### Exercise goal:
Scan the lines below for the string "Nonprofit" and copy every one that has it.

-- Start of Data for this exercise --

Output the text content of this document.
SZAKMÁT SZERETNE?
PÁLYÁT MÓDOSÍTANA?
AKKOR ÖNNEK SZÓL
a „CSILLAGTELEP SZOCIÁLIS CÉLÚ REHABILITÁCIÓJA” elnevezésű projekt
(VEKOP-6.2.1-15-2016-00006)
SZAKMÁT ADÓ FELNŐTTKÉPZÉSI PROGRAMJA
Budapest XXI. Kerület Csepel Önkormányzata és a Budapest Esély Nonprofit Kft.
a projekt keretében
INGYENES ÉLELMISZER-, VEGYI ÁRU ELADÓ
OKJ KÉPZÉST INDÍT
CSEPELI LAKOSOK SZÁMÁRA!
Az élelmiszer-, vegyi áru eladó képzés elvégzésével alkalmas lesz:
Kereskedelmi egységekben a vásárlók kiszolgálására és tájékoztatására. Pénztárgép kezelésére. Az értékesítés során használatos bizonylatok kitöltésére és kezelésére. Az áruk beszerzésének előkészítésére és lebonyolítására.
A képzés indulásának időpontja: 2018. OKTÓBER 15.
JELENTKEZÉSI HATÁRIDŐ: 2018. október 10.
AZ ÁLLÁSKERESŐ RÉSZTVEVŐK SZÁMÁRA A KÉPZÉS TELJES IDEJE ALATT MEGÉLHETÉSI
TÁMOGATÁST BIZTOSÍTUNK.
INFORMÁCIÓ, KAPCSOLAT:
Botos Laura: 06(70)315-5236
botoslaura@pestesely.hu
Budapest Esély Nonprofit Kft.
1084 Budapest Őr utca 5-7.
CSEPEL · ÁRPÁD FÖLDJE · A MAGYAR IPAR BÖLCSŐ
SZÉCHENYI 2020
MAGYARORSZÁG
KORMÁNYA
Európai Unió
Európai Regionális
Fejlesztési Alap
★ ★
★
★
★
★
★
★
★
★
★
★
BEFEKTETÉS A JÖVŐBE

-- End of Data for this exercise --

### Output of the exercise:
Budapest XXI. Kerület Csepel Önkormányzata és a Budapest Esély Nonprofit Kft.
Budapest Esély Nonprofit Kft.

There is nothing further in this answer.